>> begin Records for processing

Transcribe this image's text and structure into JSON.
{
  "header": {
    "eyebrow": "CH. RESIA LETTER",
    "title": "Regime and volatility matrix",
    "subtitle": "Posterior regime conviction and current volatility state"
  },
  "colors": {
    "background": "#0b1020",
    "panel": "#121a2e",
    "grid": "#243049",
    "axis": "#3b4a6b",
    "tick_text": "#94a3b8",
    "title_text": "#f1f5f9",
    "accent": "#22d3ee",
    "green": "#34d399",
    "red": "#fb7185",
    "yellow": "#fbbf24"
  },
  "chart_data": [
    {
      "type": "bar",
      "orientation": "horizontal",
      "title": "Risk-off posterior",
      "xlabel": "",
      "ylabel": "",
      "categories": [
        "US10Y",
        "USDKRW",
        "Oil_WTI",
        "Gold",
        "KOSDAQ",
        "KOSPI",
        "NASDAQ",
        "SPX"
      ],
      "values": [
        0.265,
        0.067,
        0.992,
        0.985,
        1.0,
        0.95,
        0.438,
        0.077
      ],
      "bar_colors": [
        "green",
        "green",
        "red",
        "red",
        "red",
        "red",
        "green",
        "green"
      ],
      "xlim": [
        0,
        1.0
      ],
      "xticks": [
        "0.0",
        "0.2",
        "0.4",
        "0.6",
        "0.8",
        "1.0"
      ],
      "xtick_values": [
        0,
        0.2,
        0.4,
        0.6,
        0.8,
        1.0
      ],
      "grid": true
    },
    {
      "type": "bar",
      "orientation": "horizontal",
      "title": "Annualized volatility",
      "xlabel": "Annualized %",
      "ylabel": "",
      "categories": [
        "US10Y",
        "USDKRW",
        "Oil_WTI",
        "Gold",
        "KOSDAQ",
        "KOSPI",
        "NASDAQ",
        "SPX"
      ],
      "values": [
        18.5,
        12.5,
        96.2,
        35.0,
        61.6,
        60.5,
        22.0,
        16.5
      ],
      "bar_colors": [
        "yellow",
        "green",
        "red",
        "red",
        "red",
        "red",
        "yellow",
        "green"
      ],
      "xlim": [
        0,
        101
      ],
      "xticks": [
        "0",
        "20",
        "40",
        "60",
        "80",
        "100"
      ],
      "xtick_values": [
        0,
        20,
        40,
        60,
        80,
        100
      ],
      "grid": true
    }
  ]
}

>> end Records for processing
>> begin Records for processing

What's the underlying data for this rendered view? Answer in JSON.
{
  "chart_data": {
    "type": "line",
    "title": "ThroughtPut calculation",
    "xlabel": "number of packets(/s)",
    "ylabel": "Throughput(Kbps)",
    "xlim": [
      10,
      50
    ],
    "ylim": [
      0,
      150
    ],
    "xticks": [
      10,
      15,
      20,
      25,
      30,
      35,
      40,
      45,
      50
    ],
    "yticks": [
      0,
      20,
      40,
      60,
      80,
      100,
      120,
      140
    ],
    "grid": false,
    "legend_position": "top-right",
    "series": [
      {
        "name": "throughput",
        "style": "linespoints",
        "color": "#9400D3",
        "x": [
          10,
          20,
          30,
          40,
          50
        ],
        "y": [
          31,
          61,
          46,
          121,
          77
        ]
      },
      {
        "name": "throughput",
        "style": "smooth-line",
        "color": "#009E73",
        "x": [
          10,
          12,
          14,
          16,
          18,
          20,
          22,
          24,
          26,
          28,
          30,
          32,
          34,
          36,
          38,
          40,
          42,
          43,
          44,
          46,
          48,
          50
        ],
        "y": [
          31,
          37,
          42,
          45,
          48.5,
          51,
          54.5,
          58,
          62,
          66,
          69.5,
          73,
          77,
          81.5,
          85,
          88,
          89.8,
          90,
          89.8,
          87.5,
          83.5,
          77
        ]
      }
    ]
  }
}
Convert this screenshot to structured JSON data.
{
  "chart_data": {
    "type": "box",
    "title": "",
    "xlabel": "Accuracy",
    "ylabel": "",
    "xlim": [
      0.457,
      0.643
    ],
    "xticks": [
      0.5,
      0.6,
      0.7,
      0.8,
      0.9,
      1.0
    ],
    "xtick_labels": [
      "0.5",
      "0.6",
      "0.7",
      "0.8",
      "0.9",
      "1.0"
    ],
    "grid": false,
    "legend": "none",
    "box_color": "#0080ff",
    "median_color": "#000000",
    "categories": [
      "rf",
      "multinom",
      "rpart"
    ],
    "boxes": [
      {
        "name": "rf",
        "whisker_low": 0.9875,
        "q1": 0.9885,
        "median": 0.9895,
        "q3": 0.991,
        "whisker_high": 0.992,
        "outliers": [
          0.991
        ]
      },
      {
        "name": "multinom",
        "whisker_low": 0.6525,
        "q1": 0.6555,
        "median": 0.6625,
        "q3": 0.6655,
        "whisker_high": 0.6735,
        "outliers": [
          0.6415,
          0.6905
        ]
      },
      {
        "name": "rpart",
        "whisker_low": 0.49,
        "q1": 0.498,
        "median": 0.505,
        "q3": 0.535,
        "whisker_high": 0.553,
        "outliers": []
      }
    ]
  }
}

>> end Records for processing

● Task goal: Report every line containing the word "volatility" from the listing above.

● Complete response:
    "title": "Regime and volatility matrix",
    "subtitle": "Posterior regime conviction and current volatility state"
      "title": "Annualized volatility",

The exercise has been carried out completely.